▸ **Supplied text**:
━━━━━━━━━━━━━━━━━━━━

This is the vector which is shortest, so it will be shortest in the 2-norm or Euclidean norm: \begin{align} (4 + t)^2 + (3+2t)^2 + 2^2 = 16 + 8t + t^2 + 9 + 12t + 4t^2 + 4 \\ = 5t^2 + 20t + 29\\ \end{align} Now these quadratics have a global minimum, I'll let you do that since this looks very homework-question-y. After that, say $u_1 = (v_1,v_2,v_3)$, we want to find a plane which is perpendicular. I refer you to this question. The answer provided there does a good job of explaining why this is the case.

2) We know a point in plane 1 (the origin!), so we this is the same as asking what the shortest distance the second plane has to the origin point.

Now, in our heads, we should have a triangle $OXP$, with one point at $0$, another at $X$ the shortest point in plane 2, and a general point $P$ in plane 2. From here, $\angle OXP$ is $90^\circ$, as it is the shortest point. The question is to find $||OX||$. Again as this is a homework style question, I'll let you finish it off.

EDIT: I realise that this might not be the best solution to it, but once you understand it, this is the best solution - if that makes sense.

Think about the problem geometrically, now if a planes (2-d things) are parallel in a 3-d space, then they both have a 'normal' vector, which is normal to the two vectors spanning the plane. E.g. if $\Pi = \bar w + \bar v_1 t + \bar v_2 r$, then there is a normal vector $\bar n$ such that $\bar n.\bar v_1 = \bar n.\bar v_2 = 0$. (Perpendicular to the other two) If two planes are parallel, then the normal vector is off by a scalar.

━━━━━━━━━━━━━━━━━━━━

▸ **Input records**:
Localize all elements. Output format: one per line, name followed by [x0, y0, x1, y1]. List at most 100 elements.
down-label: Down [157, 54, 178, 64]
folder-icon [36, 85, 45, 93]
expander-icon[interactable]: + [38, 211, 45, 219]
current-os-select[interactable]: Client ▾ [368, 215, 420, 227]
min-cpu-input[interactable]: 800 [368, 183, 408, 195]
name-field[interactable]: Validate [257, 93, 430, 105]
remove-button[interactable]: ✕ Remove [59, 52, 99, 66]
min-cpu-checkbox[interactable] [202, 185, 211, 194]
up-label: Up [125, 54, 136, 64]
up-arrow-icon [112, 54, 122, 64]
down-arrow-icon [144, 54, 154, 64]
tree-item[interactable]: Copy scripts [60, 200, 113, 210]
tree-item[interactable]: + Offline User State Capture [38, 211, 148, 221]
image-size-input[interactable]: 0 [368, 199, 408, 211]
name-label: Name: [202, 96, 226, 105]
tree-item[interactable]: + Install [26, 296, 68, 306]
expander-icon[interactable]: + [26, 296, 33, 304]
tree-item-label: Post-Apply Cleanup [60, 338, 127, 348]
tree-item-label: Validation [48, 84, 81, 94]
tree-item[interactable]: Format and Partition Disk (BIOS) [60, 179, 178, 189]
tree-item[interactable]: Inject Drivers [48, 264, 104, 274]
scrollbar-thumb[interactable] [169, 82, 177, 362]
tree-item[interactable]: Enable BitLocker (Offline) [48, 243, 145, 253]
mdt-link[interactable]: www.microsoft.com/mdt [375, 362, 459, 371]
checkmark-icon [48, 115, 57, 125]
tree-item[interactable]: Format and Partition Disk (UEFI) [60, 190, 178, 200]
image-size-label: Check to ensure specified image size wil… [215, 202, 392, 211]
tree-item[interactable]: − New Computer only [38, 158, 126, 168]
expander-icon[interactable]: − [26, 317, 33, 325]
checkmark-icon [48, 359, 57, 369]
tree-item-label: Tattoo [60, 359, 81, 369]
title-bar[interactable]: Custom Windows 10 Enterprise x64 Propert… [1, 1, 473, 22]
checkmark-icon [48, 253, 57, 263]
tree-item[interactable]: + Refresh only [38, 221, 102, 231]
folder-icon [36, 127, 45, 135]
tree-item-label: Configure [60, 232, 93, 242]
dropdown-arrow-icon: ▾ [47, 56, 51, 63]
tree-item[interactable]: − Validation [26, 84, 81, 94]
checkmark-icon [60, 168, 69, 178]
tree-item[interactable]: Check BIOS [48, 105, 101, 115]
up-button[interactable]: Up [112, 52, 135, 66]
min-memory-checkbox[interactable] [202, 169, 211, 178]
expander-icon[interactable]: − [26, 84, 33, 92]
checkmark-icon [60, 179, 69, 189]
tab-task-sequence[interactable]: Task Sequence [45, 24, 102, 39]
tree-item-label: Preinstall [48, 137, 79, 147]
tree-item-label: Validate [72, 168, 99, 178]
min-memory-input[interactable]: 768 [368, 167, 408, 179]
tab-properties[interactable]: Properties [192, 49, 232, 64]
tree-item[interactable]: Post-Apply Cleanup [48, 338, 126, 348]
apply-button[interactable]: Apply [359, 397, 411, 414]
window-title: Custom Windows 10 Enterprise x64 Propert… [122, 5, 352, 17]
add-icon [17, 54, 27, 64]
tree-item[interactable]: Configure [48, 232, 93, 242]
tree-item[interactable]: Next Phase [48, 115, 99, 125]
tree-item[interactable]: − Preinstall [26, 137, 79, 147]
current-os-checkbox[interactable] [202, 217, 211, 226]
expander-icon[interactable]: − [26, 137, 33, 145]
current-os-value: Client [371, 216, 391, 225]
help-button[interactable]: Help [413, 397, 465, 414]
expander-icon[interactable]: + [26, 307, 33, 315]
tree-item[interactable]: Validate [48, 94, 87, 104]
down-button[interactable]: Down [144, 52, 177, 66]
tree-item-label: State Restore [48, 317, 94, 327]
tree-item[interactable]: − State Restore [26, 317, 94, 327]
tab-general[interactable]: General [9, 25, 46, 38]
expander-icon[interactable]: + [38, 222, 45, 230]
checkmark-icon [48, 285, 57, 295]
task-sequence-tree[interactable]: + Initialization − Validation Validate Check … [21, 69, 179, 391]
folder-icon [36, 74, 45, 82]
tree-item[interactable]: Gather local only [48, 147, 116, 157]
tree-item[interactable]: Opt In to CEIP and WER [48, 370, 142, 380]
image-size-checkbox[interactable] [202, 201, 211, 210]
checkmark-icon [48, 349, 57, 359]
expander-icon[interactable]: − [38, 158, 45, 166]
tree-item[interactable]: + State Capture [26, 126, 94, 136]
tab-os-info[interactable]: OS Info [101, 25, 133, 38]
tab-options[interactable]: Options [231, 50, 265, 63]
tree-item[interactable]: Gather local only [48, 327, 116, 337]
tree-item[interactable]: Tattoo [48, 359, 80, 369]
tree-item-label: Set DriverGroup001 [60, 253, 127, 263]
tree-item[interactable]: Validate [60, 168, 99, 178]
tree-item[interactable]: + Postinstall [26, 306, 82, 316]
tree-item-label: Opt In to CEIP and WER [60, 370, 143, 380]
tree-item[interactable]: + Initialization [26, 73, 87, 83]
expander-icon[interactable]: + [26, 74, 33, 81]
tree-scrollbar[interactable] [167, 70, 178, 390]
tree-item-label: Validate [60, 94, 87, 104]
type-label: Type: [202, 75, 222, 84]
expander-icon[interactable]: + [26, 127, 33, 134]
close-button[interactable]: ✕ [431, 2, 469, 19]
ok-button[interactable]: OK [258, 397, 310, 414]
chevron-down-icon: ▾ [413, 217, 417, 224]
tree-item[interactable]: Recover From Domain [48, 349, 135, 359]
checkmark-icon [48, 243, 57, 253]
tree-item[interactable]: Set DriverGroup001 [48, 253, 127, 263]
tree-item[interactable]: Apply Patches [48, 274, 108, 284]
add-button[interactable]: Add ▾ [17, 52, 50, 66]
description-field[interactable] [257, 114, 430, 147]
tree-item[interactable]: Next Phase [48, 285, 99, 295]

━━━━━━━━━━━━━━━━━━━━

▸ **Problem set**:
1. Decide whether each statement agrees with the plane-distance text, answering yes or no and quoting the words of the text that settle it. (a) The known point in plane 1 is the origin. (b) The angle OXP is described as a right angle. (c) Parallel planes have normal vectors that are perpendicular to each other.
2. Extract the rows of Block 1 from its first row through the row containing "name-field[interactable]: Validate [257, 93, 430, 105]", with both of those rows included.

▸ **Responses to the tasks**:
1.
(a) Yes: "We know a point in plane 1 (the origin!)"
(b) Yes: "From here, $\angle OXP$ is $90^\circ$, as it is the shortest point."
(c) No: "If two planes are parallel, then the normal vector is off by a scalar."

2.
Localize all elements. Output format: one per line, name followed by [x0, y0, x1, y1]. List at most 100 elements.
down-label: Down [157, 54, 178, 64]
folder-icon [36, 85, 45, 93]
expander-icon[interactable]: + [38, 211, 45, 219]
current-os-select[interactable]: Client ▾ [368, 215, 420, 227]
min-cpu-input[interactable]: 800 [368, 183, 408, 195]
name-field[interactable]: Validate [257, 93, 430, 105]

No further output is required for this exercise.